-- Rows start --
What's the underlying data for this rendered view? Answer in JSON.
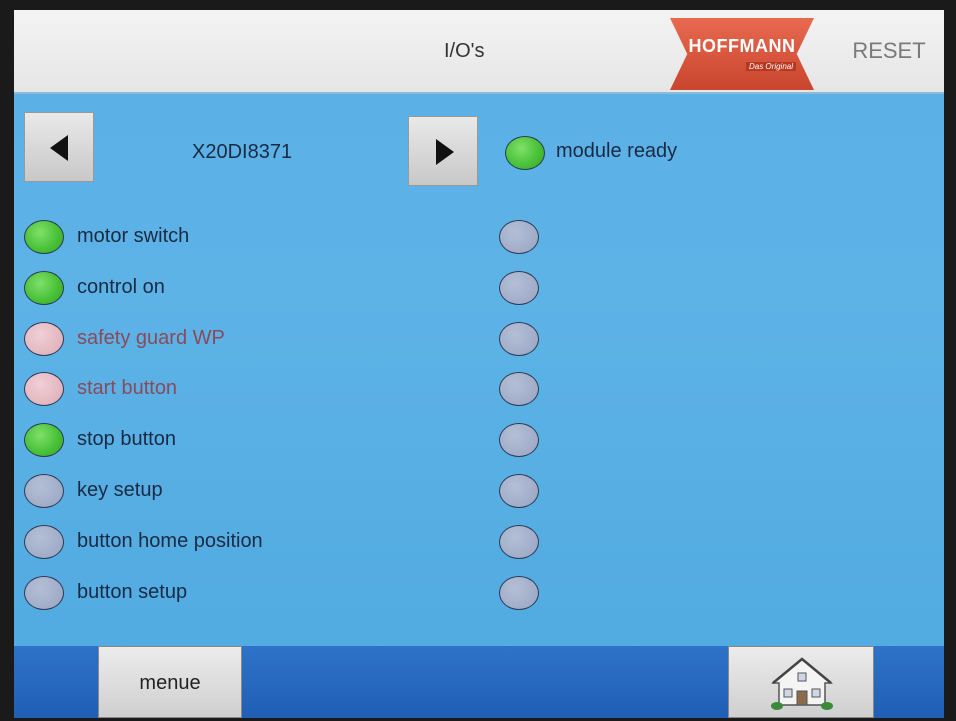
{
  "header": {
    "title": "I/O's",
    "logo_text": "HOFFMANN",
    "logo_tagline": "Das Original",
    "reset_label": "RESET"
  },
  "module": {
    "prev_icon": "arrow-left-icon",
    "next_icon": "arrow-right-icon",
    "name": "X20DI8371",
    "ready_label": "module ready",
    "ready_status": "green"
  },
  "inputs_left": [
    {
      "label": "motor switch",
      "status": "green"
    },
    {
      "label": "control on",
      "status": "green"
    },
    {
      "label": "safety guard WP",
      "status": "pink"
    },
    {
      "label": "start button",
      "status": "pink"
    },
    {
      "label": "stop button",
      "status": "green"
    },
    {
      "label": "key setup",
      "status": "gray"
    },
    {
      "label": "button home position",
      "status": "gray"
    },
    {
      "label": "button setup",
      "status": "gray"
    }
  ],
  "inputs_right": [
    {
      "label": "",
      "status": "gray"
    },
    {
      "label": "",
      "status": "gray"
    },
    {
      "label": "",
      "status": "gray"
    },
    {
      "label": "",
      "status": "gray"
    },
    {
      "label": "",
      "status": "gray"
    },
    {
      "label": "",
      "status": "gray"
    },
    {
      "label": "",
      "status": "gray"
    },
    {
      "label": "",
      "status": "gray"
    }
  ],
  "footer": {
    "menu_label": "menue",
    "home_icon": "home-icon"
  },
  "colors": {
    "led_on": "#46bf35",
    "led_fault": "#dcaab5",
    "led_off": "#98a3c2",
    "background": "#5ab0e6",
    "footer": "#2e73c9",
    "logo": "#c9452e"
  }
}
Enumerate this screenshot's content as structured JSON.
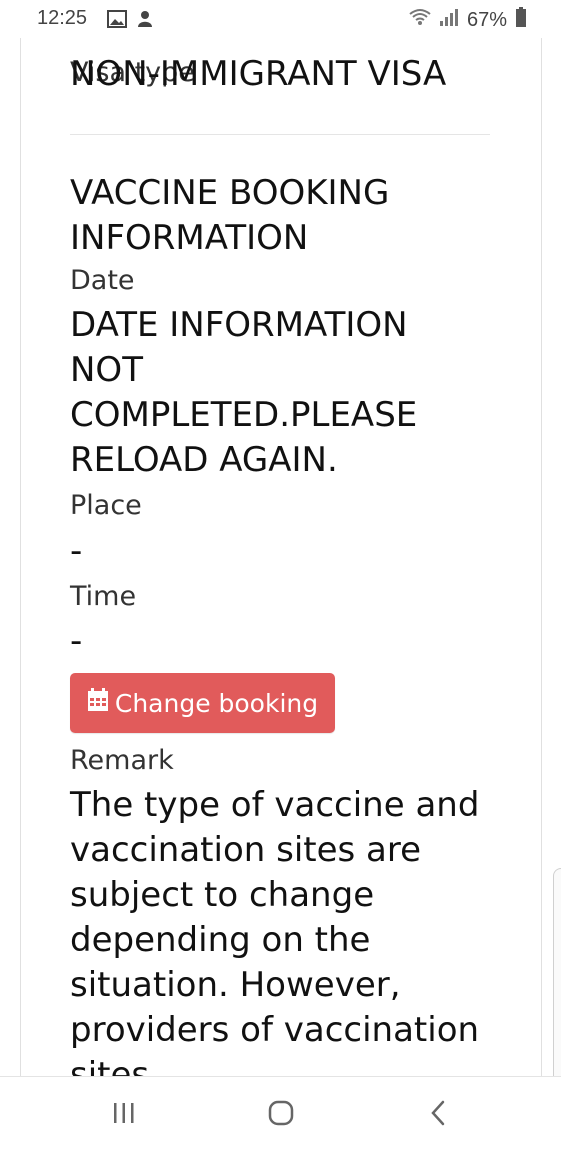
{
  "status_bar": {
    "time": "12:25",
    "battery": "67%",
    "icons": [
      "gallery-icon",
      "notification-icon",
      "wifi-icon",
      "signal-icon",
      "battery-icon"
    ]
  },
  "visa": {
    "label": "Visa type",
    "value": "NON-IMMIGRANT VISA"
  },
  "vaccine_booking": {
    "title": "VACCINE BOOKING INFORMATION",
    "date_label": "Date",
    "date_value": "DATE INFORMATION NOT COMPLETED.PLEASE RELOAD AGAIN.",
    "place_label": "Place",
    "place_value": "-",
    "time_label": "Time",
    "time_value": "-",
    "change_button": "Change booking",
    "remark_label": "Remark",
    "remark_text": "The type of vaccine and vaccination sites are subject to change depending on the situation. However, providers of vaccination sites"
  },
  "colors": {
    "button": "#e15b5b",
    "divider": "#e5e5e5"
  },
  "nav_bar": {
    "icons": [
      "recent-apps-icon",
      "home-icon",
      "back-icon"
    ]
  }
}
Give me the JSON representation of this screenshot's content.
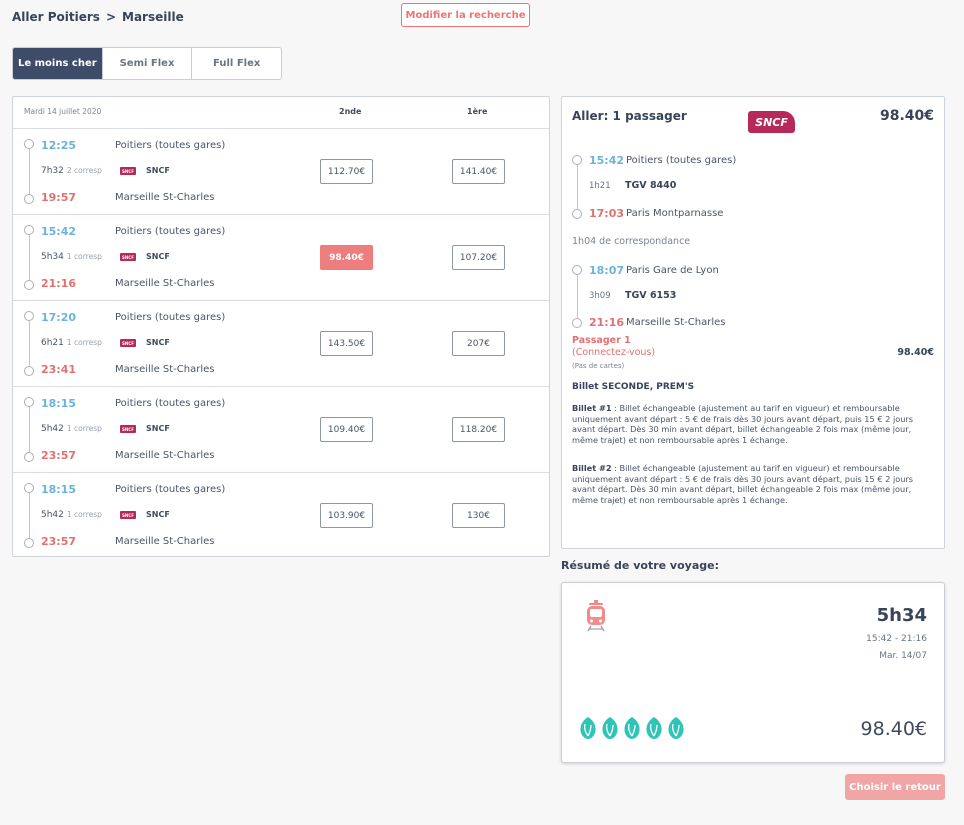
{
  "route": {
    "from": "Aller Poitiers",
    "separator": ">",
    "to": "Marseille"
  },
  "modify_button": "Modifier la recherche",
  "fare_tabs": [
    {
      "label": "Le moins cher",
      "active": true
    },
    {
      "label": "Semi Flex",
      "active": false
    },
    {
      "label": "Full Flex",
      "active": false
    }
  ],
  "results": {
    "date": "Mardi 14 juillet 2020",
    "col_second": "2nde",
    "col_first": "1ère",
    "journeys": [
      {
        "dep_time": "12:25",
        "dep_station": "Poitiers (toutes gares)",
        "duration": "7h32",
        "connections": "2 corresp",
        "carrier": "SNCF",
        "arr_time": "19:57",
        "arr_station": "Marseille St-Charles",
        "price_second": "112.70€",
        "price_first": "141.40€",
        "best": false
      },
      {
        "dep_time": "15:42",
        "dep_station": "Poitiers (toutes gares)",
        "duration": "5h34",
        "connections": "1 corresp",
        "carrier": "SNCF",
        "arr_time": "21:16",
        "arr_station": "Marseille St-Charles",
        "price_second": "98.40€",
        "price_first": "107.20€",
        "best": true
      },
      {
        "dep_time": "17:20",
        "dep_station": "Poitiers (toutes gares)",
        "duration": "6h21",
        "connections": "1 corresp",
        "carrier": "SNCF",
        "arr_time": "23:41",
        "arr_station": "Marseille St-Charles",
        "price_second": "143.50€",
        "price_first": "207€",
        "best": false
      },
      {
        "dep_time": "18:15",
        "dep_station": "Poitiers (toutes gares)",
        "duration": "5h42",
        "connections": "1 corresp",
        "carrier": "SNCF",
        "arr_time": "23:57",
        "arr_station": "Marseille St-Charles",
        "price_second": "109.40€",
        "price_first": "118.20€",
        "best": false
      },
      {
        "dep_time": "18:15",
        "dep_station": "Poitiers (toutes gares)",
        "duration": "5h42",
        "connections": "1 corresp",
        "carrier": "SNCF",
        "arr_time": "23:57",
        "arr_station": "Marseille St-Charles",
        "price_second": "103.90€",
        "price_first": "130€",
        "best": false
      }
    ]
  },
  "detail": {
    "title": "Aller: 1 passager",
    "logo_text": "SNCF",
    "price": "98.40€",
    "segments": [
      {
        "dep_time": "15:42",
        "dep_station": "Poitiers (toutes gares)",
        "duration": "1h21",
        "train": "TGV 8440",
        "arr_time": "17:03",
        "arr_station": "Paris Montparnasse"
      },
      {
        "dep_time": "18:07",
        "dep_station": "Paris Gare de Lyon",
        "duration": "3h09",
        "train": "TGV 6153",
        "arr_time": "21:16",
        "arr_station": "Marseille St-Charles"
      }
    ],
    "connection": "1h04 de correspondance",
    "passenger": {
      "label": "Passager 1",
      "login": "(Connectez-vous)",
      "cards": "(Pas de cartes)",
      "price": "98.40€"
    },
    "ticket_type": "Billet SECONDE, PREM'S",
    "conditions": [
      {
        "title": "Billet #1",
        "text": " : Billet échangeable (ajustement au tarif en vigueur) et remboursable uniquement avant départ : 5 € de frais dès 30 jours avant départ, puis 15 € 2 jours avant départ. Dès 30 min avant départ, billet échangeable 2 fois max (même jour, même trajet) et non remboursable après 1 échange."
      },
      {
        "title": "Billet #2",
        "text": " : Billet échangeable (ajustement au tarif en vigueur) et remboursable uniquement avant départ : 5 € de frais dès 30 jours avant départ, puis 15 € 2 jours avant départ. Dès 30 min avant départ, billet échangeable 2 fois max (même jour, même trajet) et non remboursable après 1 échange."
      }
    ]
  },
  "summary": {
    "title": "Résumé de votre voyage:",
    "icon": "train-icon",
    "duration": "5h34",
    "times": "15:42 - 21:16",
    "date": "Mar. 14/07",
    "eco_leaves": 5,
    "price": "98.40€"
  },
  "return_button": "Choisir le retour",
  "colors": {
    "accent": "#ee7474",
    "departure": "#6cb3dc",
    "arrival": "#e37070",
    "nav": "#3e4c6a",
    "brand_sncf": "#b52a5a",
    "eco": "#2ec4b6"
  }
}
-- Rows end --
◆ **Problem**
Determine the number of lines containing "title". Write only that number.

◆ **Output for this task**
6